Stored items
┌────────
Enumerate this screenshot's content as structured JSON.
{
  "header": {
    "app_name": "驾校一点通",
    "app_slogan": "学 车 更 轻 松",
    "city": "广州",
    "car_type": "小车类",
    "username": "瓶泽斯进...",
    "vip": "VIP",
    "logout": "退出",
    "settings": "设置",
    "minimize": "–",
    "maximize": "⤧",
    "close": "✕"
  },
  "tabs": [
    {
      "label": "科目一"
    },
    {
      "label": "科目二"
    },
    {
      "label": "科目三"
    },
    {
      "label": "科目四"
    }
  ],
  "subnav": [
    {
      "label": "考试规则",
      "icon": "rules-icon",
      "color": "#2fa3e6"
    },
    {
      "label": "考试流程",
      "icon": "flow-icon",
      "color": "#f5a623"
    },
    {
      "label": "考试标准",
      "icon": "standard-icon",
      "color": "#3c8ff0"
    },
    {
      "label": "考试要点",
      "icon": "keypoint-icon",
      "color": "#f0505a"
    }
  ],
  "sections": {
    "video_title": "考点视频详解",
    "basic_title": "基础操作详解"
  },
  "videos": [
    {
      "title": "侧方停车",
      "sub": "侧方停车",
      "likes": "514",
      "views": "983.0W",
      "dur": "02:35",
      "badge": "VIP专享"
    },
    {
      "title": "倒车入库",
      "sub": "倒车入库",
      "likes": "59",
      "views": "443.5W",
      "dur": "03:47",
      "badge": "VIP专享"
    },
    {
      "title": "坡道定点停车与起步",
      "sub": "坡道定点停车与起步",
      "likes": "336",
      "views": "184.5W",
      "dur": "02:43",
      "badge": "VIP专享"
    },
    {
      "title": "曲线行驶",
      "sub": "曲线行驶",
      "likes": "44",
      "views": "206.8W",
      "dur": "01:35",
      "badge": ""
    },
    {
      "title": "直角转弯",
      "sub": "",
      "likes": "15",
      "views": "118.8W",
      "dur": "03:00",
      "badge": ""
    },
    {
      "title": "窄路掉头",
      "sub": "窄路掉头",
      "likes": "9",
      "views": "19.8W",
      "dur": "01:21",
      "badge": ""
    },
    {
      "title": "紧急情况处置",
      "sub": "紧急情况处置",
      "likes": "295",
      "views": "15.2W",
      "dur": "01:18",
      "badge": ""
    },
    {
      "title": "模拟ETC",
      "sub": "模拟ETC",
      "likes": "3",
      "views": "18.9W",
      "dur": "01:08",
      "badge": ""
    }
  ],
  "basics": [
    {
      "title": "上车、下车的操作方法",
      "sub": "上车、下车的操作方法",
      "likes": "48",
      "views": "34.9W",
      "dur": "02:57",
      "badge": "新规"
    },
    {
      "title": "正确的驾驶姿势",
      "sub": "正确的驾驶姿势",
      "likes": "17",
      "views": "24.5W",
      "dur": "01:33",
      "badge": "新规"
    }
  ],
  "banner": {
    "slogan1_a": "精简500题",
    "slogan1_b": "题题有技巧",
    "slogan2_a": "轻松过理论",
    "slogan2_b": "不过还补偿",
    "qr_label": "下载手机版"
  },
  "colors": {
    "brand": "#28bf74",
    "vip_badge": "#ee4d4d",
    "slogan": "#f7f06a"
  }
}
└────────
Find every line with "icon" in the listing and state how many there are, nothing else.

Answer to this task: 4